**What you should do**
Restate the whole listing word for word. Pictures are left out.

>> Start Data for this exercise

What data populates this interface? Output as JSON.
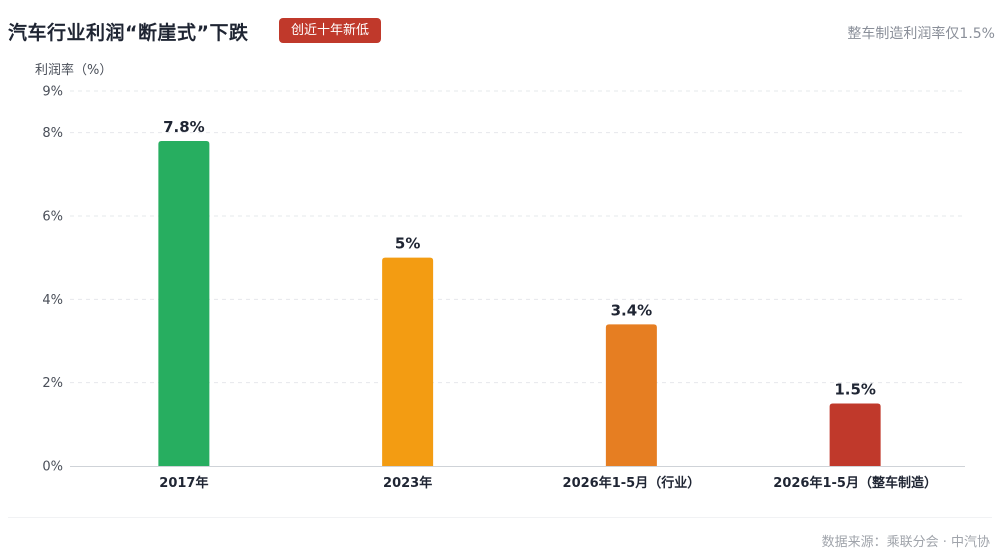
{
  "header": {
    "title": "汽车行业利润“断崖式”下跌",
    "badge": "创近十年新低",
    "subtitle": "整车制造利润率仅1.5%"
  },
  "footer": {
    "source": "数据来源：乘联分会 · 中汽协"
  },
  "chart_data": {
    "type": "bar",
    "ylabel": "利润率（%）",
    "ylim": [
      0,
      9
    ],
    "yticks": [
      0,
      2,
      4,
      6,
      8,
      9
    ],
    "ytick_labels": [
      "0%",
      "2%",
      "4%",
      "6%",
      "8%",
      "9%"
    ],
    "categories": [
      "2017年",
      "2023年",
      "2026年1-5月（行业）",
      "2026年1-5月（整车制造）"
    ],
    "values": [
      7.8,
      5,
      3.4,
      1.5
    ],
    "data_labels": [
      "7.8%",
      "5%",
      "3.4%",
      "1.5%"
    ],
    "bar_colors": [
      "#27ae60",
      "#f39c12",
      "#e67e22",
      "#c0392b"
    ],
    "grid": true,
    "gridline_color": "#e6e8eb",
    "legend": "none"
  }
}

>> End Data for this exercise

**Solution to the problem**
What data populates this interface? Output as JSON.
{
  "header": {
    "title": "汽车行业利润“断崖式”下跌",
    "badge": "创近十年新低",
    "subtitle": "整车制造利润率仅1.5%"
  },
  "footer": {
    "source": "数据来源：乘联分会 · 中汽协"
  },
  "chart_data": {
    "type": "bar",
    "ylabel": "利润率（%）",
    "ylim": [
      0,
      9
    ],
    "yticks": [
      0,
      2,
      4,
      6,
      8,
      9
    ],
    "ytick_labels": [
      "0%",
      "2%",
      "4%",
      "6%",
      "8%",
      "9%"
    ],
    "categories": [
      "2017年",
      "2023年",
      "2026年1-5月（行业）",
      "2026年1-5月（整车制造）"
    ],
    "values": [
      7.8,
      5,
      3.4,
      1.5
    ],
    "data_labels": [
      "7.8%",
      "5%",
      "3.4%",
      "1.5%"
    ],
    "bar_colors": [
      "#27ae60",
      "#f39c12",
      "#e67e22",
      "#c0392b"
    ],
    "grid": true,
    "gridline_color": "#e6e8eb",
    "legend": "none"
  }
}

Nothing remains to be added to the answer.